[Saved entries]

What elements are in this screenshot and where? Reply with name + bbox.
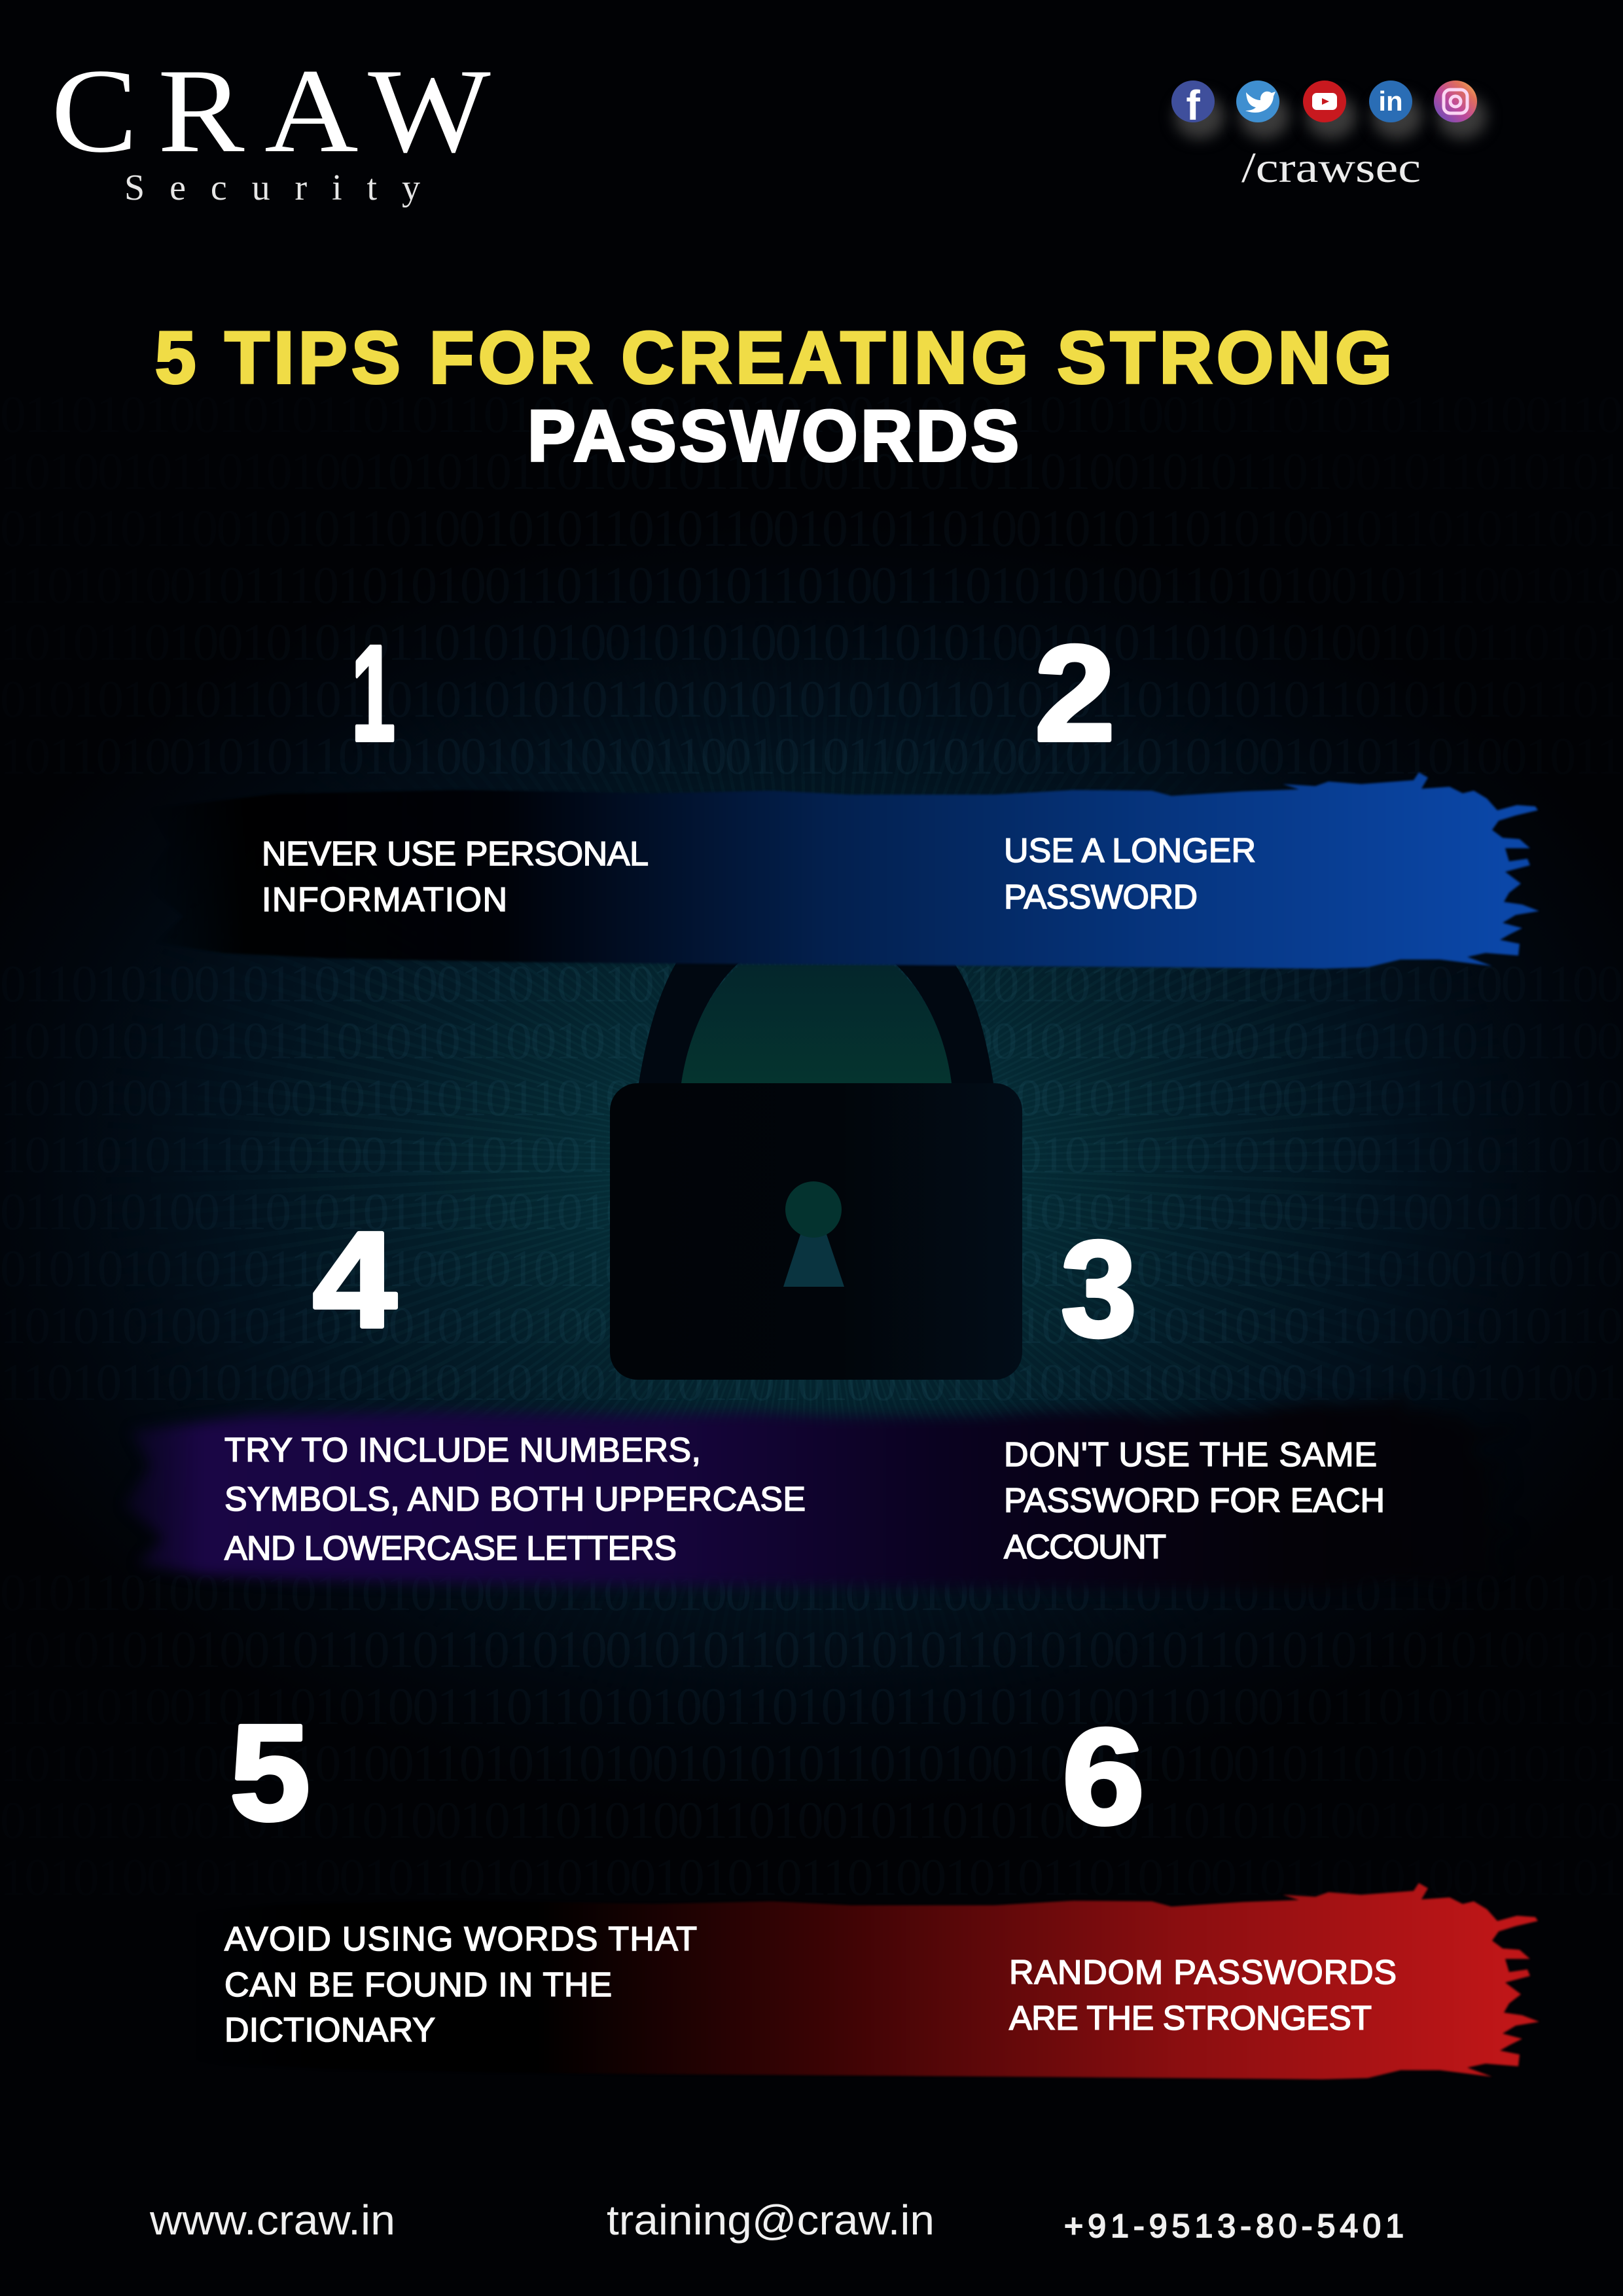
tip 5 text: DICTIONARY: [224, 2011, 435, 2049]
website: www.craw.in: [149, 2197, 395, 2244]
binary code background pattern: 1010101010010110101101010010101101010101101010010110101011010100101: [0, 1621, 1623, 1679]
binary code background pattern: 1011010010101101010010110101100101011010100101101010010101101001011: [0, 728, 1623, 785]
binary code background pattern: 1010110100101010011010110100101010110101001011010100101101010010101: [0, 1735, 1623, 1793]
binary code background pattern: 0101010101011010100101011010100101010110100101101001010110100101010: [0, 1240, 1623, 1298]
tip 2 text: PASSWORD: [1004, 878, 1198, 916]
binary code background pattern: 0110101100101011010010101101011001010110100101011010100101101011001: [0, 500, 1623, 558]
binary code background pattern: 0101101001010110101001011010100101101010010101101010100101101010101: [0, 1564, 1623, 1622]
tip 5 text: [224, 1920, 697, 2049]
tip 1 text: NEVER USE PERSONAL: [262, 835, 649, 873]
lock shackle: [639, 962, 993, 1083]
tip 6 text: ARE THE STRONGEST: [1009, 2000, 1372, 2037]
tip 5 text: AVOID USING WORDS THAT: [224, 1920, 697, 1958]
binary code background pattern: [0, 386, 1623, 1907]
lock shackle interior: [681, 965, 952, 1083]
binary code background pattern: 1010100110100101010101101001011010110101010010110101001010110101010: [0, 1069, 1623, 1127]
tip 3 text: ACCOUNT: [1004, 1528, 1166, 1566]
logo subtitle: Security: [124, 168, 420, 208]
lock body: [610, 1083, 1022, 1380]
tip 6 number: 6: [1062, 1701, 1145, 1853]
tip 1 text: INFORMATION: [262, 881, 507, 919]
tip 4 text: [224, 1431, 806, 1568]
tip 4 number: 4: [313, 1204, 397, 1356]
logo: [51, 45, 491, 208]
title: [155, 317, 1392, 476]
binary code background pattern: 1010101101011101010110010101101010110101001011010100101101010101100: [0, 1013, 1623, 1070]
tip 6 text: RANDOM PASSWORDS: [1009, 1954, 1397, 1992]
keyhole: [783, 1181, 844, 1287]
tip 5 text: CAN BE FOUND IN THE: [224, 1966, 612, 2004]
icon: linkedin: in: [1378, 86, 1403, 117]
binary code background pattern: 0110101001010110101101010010110101001101011010100101101010110100110: [0, 386, 1623, 444]
tip 4 text: SYMBOLS, AND BOTH UPPERCASE: [224, 1480, 806, 1518]
tip 5 number: 5: [230, 1697, 310, 1849]
binary code background pattern: 0110101001011010100101101010011010010110101001011010101001011010100: [0, 1792, 1623, 1850]
tip 6 text: [1009, 1954, 1397, 2037]
binary code background pattern: 1101011010100101010110100101011010100101101010110101001011010101001: [0, 1354, 1623, 1412]
title line 1: 5 TIPS FOR CREATING STRONG: [155, 317, 1392, 399]
binary code background pattern: 1010100101101001011010101001010101101001010110101001011010100101101: [0, 1849, 1623, 1907]
binary code background pattern: 1010101001011010010110100101101001010110101010010110101101001010110: [0, 1297, 1623, 1355]
email: training@craw.in: [607, 2197, 935, 2244]
tip 3 number: 3: [1061, 1213, 1137, 1365]
logo wordmark: CRAW: [51, 45, 491, 177]
binary code background pattern: 1101010010111010101001101101010110100111010101001101010010111001010: [0, 557, 1623, 615]
binary code background pattern: 1010010110101001010101101001011010010101011010010101101001011010101: [0, 443, 1623, 501]
binary code background pattern: 0101010101101011010101010110101010101011010101101010101101010101101: [0, 671, 1623, 728]
padlock watermark: [610, 962, 1022, 1380]
phone: +91-9513-80-5401: [1064, 2208, 1404, 2244]
social icons: [1171, 81, 1487, 192]
binary code background pattern: 0110101001011010100110101101001010110100101101010011010110101001100: [0, 956, 1623, 1013]
binary code background pattern: 1011010111010100110101001101010110101010010101101010101001101011010: [0, 1126, 1623, 1184]
tip 3 text: [1004, 1436, 1385, 1566]
tip 2 text: [1004, 832, 1256, 916]
brush band: tips 4 and 3: [124, 1394, 1520, 1590]
tip 1 number: 1: [351, 618, 395, 770]
tip 2 number: 2: [1035, 618, 1115, 770]
icon: facebook: f: [1186, 82, 1200, 129]
title line 2: PASSWORDS: [527, 396, 1019, 476]
tip 3 text: PASSWORD FOR EACH: [1004, 1482, 1385, 1520]
binary code background pattern: 1010110100101010110101010010101001011010100101011010101001010110101: [0, 614, 1623, 672]
tip 3 text: DON'T USE THE SAME: [1004, 1436, 1377, 1474]
tip 2 text: USE A LONGER: [1004, 832, 1256, 870]
binary code background pattern: 1101010010110101001110110101001101010110101010011010010110101001101: [0, 1678, 1623, 1736]
icon: linkedin: [1369, 81, 1422, 139]
binary code background pattern: 0110101001101010110100101011010101101010011010110101001101001011000: [0, 1183, 1623, 1241]
tip 4 text: TRY TO INCLUDE NUMBERS,: [224, 1431, 701, 1469]
social handle: /crawsec: [1241, 144, 1421, 192]
tip 1 text: [262, 835, 649, 919]
icon: facebook: [1171, 81, 1224, 139]
icon: instagram: [1434, 81, 1487, 139]
brush band: tips 1 and 2: [144, 772, 1539, 969]
brush band: tips 5 and 6: [144, 1883, 1539, 2079]
footer contacts: [149, 2197, 1404, 2244]
icon: youtube: [1303, 81, 1356, 139]
icon: twitter: [1236, 81, 1289, 139]
tip 4 text: AND LOWERCASE LETTERS: [224, 1530, 677, 1568]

REQUIRED TASK -
Tally the lines in the records that contain the string "facebook", treating uppercase and lowercase as different. Give only the number.

COMPLETED EXERCISE -
2